» Required work
Lay out the records as a Markdown table with the columns No. and Line, one numbered row per line and blank lines omitted. Begin at the first line of the records and stop after the line that contains "text: font selection description (178, 270, 399, 322)".

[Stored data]
►

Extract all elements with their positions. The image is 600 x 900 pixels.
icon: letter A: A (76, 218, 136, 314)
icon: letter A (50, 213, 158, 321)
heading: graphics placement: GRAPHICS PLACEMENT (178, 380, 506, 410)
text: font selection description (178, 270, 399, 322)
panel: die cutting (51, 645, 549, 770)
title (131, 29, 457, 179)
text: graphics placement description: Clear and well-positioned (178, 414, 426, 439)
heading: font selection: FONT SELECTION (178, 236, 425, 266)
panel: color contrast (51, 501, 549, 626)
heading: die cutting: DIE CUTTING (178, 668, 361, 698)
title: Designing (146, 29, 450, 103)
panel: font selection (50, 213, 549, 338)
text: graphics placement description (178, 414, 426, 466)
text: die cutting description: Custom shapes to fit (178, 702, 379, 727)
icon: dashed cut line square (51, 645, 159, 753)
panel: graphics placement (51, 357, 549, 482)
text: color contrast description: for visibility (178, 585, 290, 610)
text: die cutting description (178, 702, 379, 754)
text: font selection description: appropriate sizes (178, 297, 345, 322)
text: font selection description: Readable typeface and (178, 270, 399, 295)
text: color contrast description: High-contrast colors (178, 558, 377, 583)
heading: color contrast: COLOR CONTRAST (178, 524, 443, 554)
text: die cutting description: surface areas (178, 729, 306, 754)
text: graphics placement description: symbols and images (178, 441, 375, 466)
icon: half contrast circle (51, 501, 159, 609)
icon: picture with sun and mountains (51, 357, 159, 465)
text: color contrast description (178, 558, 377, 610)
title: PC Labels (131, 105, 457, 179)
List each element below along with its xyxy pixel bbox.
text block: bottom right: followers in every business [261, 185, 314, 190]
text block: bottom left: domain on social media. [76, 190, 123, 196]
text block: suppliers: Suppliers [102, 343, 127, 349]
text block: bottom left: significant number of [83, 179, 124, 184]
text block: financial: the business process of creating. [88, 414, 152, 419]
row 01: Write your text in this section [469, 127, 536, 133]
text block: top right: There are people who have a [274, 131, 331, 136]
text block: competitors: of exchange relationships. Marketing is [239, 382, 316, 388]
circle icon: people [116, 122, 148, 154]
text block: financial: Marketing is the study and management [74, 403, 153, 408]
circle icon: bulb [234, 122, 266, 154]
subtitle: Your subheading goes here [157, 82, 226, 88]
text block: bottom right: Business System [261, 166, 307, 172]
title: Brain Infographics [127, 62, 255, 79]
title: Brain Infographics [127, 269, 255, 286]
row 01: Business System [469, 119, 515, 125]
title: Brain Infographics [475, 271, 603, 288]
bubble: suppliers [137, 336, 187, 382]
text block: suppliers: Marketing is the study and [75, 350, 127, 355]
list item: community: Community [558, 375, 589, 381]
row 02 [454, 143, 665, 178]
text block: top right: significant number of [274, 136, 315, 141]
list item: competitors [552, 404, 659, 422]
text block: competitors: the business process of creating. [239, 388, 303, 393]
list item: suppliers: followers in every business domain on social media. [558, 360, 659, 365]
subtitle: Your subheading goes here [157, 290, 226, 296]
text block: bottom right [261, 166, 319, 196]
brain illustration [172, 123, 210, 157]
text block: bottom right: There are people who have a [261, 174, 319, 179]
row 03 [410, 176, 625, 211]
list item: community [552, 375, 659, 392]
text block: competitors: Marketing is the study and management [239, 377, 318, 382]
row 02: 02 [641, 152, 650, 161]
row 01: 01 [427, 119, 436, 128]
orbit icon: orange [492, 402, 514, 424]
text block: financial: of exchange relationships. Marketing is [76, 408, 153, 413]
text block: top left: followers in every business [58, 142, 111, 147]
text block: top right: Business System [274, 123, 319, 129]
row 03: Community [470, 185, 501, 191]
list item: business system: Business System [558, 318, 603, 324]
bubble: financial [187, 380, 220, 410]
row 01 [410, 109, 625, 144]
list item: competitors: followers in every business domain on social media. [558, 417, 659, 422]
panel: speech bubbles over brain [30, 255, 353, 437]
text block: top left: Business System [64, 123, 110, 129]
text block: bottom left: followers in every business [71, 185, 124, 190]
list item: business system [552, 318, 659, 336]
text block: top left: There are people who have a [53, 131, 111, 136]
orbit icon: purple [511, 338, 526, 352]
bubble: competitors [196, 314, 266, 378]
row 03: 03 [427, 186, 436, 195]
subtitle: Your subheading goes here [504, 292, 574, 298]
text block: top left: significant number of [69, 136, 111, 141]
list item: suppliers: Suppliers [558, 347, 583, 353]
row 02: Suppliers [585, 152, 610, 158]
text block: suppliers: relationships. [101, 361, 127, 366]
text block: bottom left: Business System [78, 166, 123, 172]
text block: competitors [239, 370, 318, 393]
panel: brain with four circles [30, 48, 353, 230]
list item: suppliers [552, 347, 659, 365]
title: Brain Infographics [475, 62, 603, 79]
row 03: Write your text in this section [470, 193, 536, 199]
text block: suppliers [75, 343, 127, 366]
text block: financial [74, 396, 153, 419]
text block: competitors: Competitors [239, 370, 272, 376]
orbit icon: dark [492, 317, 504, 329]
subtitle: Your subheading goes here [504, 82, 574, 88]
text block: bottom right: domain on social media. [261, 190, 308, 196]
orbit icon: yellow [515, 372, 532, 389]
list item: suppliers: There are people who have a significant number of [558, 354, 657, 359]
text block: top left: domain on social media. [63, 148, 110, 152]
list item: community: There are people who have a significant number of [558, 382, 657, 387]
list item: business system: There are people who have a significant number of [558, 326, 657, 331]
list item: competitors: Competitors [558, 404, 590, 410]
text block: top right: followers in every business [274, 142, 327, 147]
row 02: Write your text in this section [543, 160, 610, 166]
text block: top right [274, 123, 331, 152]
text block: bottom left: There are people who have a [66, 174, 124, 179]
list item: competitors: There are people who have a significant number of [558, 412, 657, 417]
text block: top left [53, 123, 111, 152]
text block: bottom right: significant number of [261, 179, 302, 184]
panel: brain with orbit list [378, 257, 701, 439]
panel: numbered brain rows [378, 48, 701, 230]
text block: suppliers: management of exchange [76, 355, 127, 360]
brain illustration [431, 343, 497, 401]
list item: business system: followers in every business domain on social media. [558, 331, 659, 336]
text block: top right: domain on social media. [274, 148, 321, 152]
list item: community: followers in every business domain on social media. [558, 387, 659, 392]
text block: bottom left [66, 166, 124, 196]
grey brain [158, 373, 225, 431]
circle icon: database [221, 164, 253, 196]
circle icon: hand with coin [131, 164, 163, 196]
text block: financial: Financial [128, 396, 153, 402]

◄

» Result of this task
| No. | Line |
|---|---|
| 1 | Extract all elements with their positions. The image is 600 x 900 pixels. |
| 2 | icon: letter A: A (76, 218, 136, 314) |
| 3 | icon: letter A (50, 213, 158, 321) |
| 4 | heading: graphics placement: GRAPHICS PLACEMENT (178, 380, 506, 410) |
| 5 | text: font selection description (178, 270, 399, 322) |